Stated exercise -> Repeat each line exactly, leaving nothing out.

##### Provided data

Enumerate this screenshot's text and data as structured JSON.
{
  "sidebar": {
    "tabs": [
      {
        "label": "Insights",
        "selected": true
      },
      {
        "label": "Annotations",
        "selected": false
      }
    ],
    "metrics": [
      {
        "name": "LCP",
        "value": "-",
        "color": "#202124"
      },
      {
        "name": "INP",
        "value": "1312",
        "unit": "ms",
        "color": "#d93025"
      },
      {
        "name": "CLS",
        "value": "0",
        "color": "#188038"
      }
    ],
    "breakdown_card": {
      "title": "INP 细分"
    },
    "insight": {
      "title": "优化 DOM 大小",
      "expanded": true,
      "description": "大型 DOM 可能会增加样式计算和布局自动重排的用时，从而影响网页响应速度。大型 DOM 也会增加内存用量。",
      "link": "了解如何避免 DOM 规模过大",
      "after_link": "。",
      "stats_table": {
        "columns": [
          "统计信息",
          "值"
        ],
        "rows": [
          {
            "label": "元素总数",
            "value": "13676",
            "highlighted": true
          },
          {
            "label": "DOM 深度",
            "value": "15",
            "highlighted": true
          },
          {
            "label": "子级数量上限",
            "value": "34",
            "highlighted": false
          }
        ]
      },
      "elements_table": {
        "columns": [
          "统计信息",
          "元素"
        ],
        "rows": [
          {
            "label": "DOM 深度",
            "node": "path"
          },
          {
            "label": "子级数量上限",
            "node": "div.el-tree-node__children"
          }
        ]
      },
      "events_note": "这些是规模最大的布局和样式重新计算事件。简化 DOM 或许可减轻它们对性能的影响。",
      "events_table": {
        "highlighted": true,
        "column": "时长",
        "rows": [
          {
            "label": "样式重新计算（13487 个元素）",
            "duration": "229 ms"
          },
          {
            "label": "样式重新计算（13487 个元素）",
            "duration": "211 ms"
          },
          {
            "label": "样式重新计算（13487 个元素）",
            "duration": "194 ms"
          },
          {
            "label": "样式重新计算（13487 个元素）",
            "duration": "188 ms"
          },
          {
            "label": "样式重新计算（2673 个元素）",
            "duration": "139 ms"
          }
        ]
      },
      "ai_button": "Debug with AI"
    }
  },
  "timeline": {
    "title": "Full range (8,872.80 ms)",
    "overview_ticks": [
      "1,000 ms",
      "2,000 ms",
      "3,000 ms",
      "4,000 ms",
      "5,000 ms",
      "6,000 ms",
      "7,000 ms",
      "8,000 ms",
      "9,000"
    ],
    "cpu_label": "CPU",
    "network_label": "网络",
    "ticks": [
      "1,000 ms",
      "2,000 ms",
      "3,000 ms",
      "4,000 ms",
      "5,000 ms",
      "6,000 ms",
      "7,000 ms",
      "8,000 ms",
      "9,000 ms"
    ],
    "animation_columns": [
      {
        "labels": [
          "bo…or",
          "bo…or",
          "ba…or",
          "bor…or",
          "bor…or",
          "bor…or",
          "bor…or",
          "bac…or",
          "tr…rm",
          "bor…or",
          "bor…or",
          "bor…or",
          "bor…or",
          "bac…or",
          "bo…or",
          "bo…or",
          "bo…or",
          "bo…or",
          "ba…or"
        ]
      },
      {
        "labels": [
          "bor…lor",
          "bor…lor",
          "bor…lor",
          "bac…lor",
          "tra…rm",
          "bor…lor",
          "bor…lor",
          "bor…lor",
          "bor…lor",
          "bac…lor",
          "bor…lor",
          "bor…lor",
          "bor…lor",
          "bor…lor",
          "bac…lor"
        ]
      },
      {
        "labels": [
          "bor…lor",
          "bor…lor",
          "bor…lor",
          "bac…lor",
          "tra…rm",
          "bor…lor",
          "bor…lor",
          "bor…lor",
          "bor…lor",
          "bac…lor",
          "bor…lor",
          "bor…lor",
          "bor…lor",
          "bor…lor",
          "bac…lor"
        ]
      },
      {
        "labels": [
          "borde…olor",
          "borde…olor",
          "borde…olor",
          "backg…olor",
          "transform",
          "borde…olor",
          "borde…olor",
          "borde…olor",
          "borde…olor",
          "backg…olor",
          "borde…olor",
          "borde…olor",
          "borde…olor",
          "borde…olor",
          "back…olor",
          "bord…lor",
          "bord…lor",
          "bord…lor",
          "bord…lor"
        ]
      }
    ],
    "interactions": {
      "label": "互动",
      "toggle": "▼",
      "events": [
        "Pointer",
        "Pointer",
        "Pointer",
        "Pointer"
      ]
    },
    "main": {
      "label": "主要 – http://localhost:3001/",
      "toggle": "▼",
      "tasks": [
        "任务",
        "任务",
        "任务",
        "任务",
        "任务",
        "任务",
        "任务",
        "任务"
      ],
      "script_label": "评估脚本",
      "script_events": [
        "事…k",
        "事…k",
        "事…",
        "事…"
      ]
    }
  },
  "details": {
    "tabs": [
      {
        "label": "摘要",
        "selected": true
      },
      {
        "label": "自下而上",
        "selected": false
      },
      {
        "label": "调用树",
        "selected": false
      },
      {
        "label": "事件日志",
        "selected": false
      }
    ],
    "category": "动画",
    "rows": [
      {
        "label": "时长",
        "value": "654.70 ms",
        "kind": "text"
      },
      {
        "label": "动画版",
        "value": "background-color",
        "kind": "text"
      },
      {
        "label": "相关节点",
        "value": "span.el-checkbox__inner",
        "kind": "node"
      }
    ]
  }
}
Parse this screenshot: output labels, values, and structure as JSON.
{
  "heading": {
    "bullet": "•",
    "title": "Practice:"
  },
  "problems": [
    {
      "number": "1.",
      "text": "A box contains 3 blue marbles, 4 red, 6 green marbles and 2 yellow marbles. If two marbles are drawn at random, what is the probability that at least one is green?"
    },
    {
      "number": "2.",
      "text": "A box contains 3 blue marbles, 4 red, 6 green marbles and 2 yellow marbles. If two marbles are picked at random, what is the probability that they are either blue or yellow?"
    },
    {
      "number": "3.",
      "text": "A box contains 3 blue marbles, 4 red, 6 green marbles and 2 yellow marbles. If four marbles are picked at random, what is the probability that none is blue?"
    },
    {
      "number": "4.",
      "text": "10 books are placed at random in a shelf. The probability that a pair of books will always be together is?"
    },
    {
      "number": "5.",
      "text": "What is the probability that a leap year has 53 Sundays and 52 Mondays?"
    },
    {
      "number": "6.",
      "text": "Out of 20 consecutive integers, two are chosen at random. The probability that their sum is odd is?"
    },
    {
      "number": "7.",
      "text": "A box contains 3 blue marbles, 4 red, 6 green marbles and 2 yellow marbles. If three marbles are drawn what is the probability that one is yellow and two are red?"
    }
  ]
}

##########

Correct answer ->
Enumerate this screenshot's text and data as structured JSON.
{
  "sidebar": {
    "tabs": [
      {
        "label": "Insights",
        "selected": true
      },
      {
        "label": "Annotations",
        "selected": false
      }
    ],
    "metrics": [
      {
        "name": "LCP",
        "value": "-",
        "color": "#202124"
      },
      {
        "name": "INP",
        "value": "1312",
        "unit": "ms",
        "color": "#d93025"
      },
      {
        "name": "CLS",
        "value": "0",
        "color": "#188038"
      }
    ],
    "breakdown_card": {
      "title": "INP 细分"
    },
    "insight": {
      "title": "优化 DOM 大小",
      "expanded": true,
      "description": "大型 DOM 可能会增加样式计算和布局自动重排的用时，从而影响网页响应速度。大型 DOM 也会增加内存用量。",
      "link": "了解如何避免 DOM 规模过大",
      "after_link": "。",
      "stats_table": {
        "columns": [
          "统计信息",
          "值"
        ],
        "rows": [
          {
            "label": "元素总数",
            "value": "13676",
            "highlighted": true
          },
          {
            "label": "DOM 深度",
            "value": "15",
            "highlighted": true
          },
          {
            "label": "子级数量上限",
            "value": "34",
            "highlighted": false
          }
        ]
      },
      "elements_table": {
        "columns": [
          "统计信息",
          "元素"
        ],
        "rows": [
          {
            "label": "DOM 深度",
            "node": "path"
          },
          {
            "label": "子级数量上限",
            "node": "div.el-tree-node__children"
          }
        ]
      },
      "events_note": "这些是规模最大的布局和样式重新计算事件。简化 DOM 或许可减轻它们对性能的影响。",
      "events_table": {
        "highlighted": true,
        "column": "时长",
        "rows": [
          {
            "label": "样式重新计算（13487 个元素）",
            "duration": "229 ms"
          },
          {
            "label": "样式重新计算（13487 个元素）",
            "duration": "211 ms"
          },
          {
            "label": "样式重新计算（13487 个元素）",
            "duration": "194 ms"
          },
          {
            "label": "样式重新计算（13487 个元素）",
            "duration": "188 ms"
          },
          {
            "label": "样式重新计算（2673 个元素）",
            "duration": "139 ms"
          }
        ]
      },
      "ai_button": "Debug with AI"
    }
  },
  "timeline": {
    "title": "Full range (8,872.80 ms)",
    "overview_ticks": [
      "1,000 ms",
      "2,000 ms",
      "3,000 ms",
      "4,000 ms",
      "5,000 ms",
      "6,000 ms",
      "7,000 ms",
      "8,000 ms",
      "9,000"
    ],
    "cpu_label": "CPU",
    "network_label": "网络",
    "ticks": [
      "1,000 ms",
      "2,000 ms",
      "3,000 ms",
      "4,000 ms",
      "5,000 ms",
      "6,000 ms",
      "7,000 ms",
      "8,000 ms",
      "9,000 ms"
    ],
    "animation_columns": [
      {
        "labels": [
          "bo…or",
          "bo…or",
          "ba…or",
          "bor…or",
          "bor…or",
          "bor…or",
          "bor…or",
          "bac…or",
          "tr…rm",
          "bor…or",
          "bor…or",
          "bor…or",
          "bor…or",
          "bac…or",
          "bo…or",
          "bo…or",
          "bo…or",
          "bo…or",
          "ba…or"
        ]
      },
      {
        "labels": [
          "bor…lor",
          "bor…lor",
          "bor…lor",
          "bac…lor",
          "tra…rm",
          "bor…lor",
          "bor…lor",
          "bor…lor",
          "bor…lor",
          "bac…lor",
          "bor…lor",
          "bor…lor",
          "bor…lor",
          "bor…lor",
          "bac…lor"
        ]
      },
      {
        "labels": [
          "bor…lor",
          "bor…lor",
          "bor…lor",
          "bac…lor",
          "tra…rm",
          "bor…lor",
          "bor…lor",
          "bor…lor",
          "bor…lor",
          "bac…lor",
          "bor…lor",
          "bor…lor",
          "bor…lor",
          "bor…lor",
          "bac…lor"
        ]
      },
      {
        "labels": [
          "borde…olor",
          "borde…olor",
          "borde…olor",
          "backg…olor",
          "transform",
          "borde…olor",
          "borde…olor",
          "borde…olor",
          "borde…olor",
          "backg…olor",
          "borde…olor",
          "borde…olor",
          "borde…olor",
          "borde…olor",
          "back…olor",
          "bord…lor",
          "bord…lor",
          "bord…lor",
          "bord…lor"
        ]
      }
    ],
    "interactions": {
      "label": "互动",
      "toggle": "▼",
      "events": [
        "Pointer",
        "Pointer",
        "Pointer",
        "Pointer"
      ]
    },
    "main": {
      "label": "主要 – http://localhost:3001/",
      "toggle": "▼",
      "tasks": [
        "任务",
        "任务",
        "任务",
        "任务",
        "任务",
        "任务",
        "任务",
        "任务"
      ],
      "script_label": "评估脚本",
      "script_events": [
        "事…k",
        "事…k",
        "事…",
        "事…"
      ]
    }
  },
  "details": {
    "tabs": [
      {
        "label": "摘要",
        "selected": true
      },
      {
        "label": "自下而上",
        "selected": false
      },
      {
        "label": "调用树",
        "selected": false
      },
      {
        "label": "事件日志",
        "selected": false
      }
    ],
    "category": "动画",
    "rows": [
      {
        "label": "时长",
        "value": "654.70 ms",
        "kind": "text"
      },
      {
        "label": "动画版",
        "value": "background-color",
        "kind": "text"
      },
      {
        "label": "相关节点",
        "value": "span.el-checkbox__inner",
        "kind": "node"
      }
    ]
  }
}
Parse this screenshot: output labels, values, and structure as JSON.
{
  "heading": {
    "bullet": "•",
    "title": "Practice:"
  },
  "problems": [
    {
      "number": "1.",
      "text": "A box contains 3 blue marbles, 4 red, 6 green marbles and 2 yellow marbles. If two marbles are drawn at random, what is the probability that at least one is green?"
    },
    {
      "number": "2.",
      "text": "A box contains 3 blue marbles, 4 red, 6 green marbles and 2 yellow marbles. If two marbles are picked at random, what is the probability that they are either blue or yellow?"
    },
    {
      "number": "3.",
      "text": "A box contains 3 blue marbles, 4 red, 6 green marbles and 2 yellow marbles. If four marbles are picked at random, what is the probability that none is blue?"
    },
    {
      "number": "4.",
      "text": "10 books are placed at random in a shelf. The probability that a pair of books will always be together is?"
    },
    {
      "number": "5.",
      "text": "What is the probability that a leap year has 53 Sundays and 52 Mondays?"
    },
    {
      "number": "6.",
      "text": "Out of 20 consecutive integers, two are chosen at random. The probability that their sum is odd is?"
    },
    {
      "number": "7.",
      "text": "A box contains 3 blue marbles, 4 red, 6 green marbles and 2 yellow marbles. If three marbles are drawn what is the probability that one is yellow and two are red?"
    }
  ]
}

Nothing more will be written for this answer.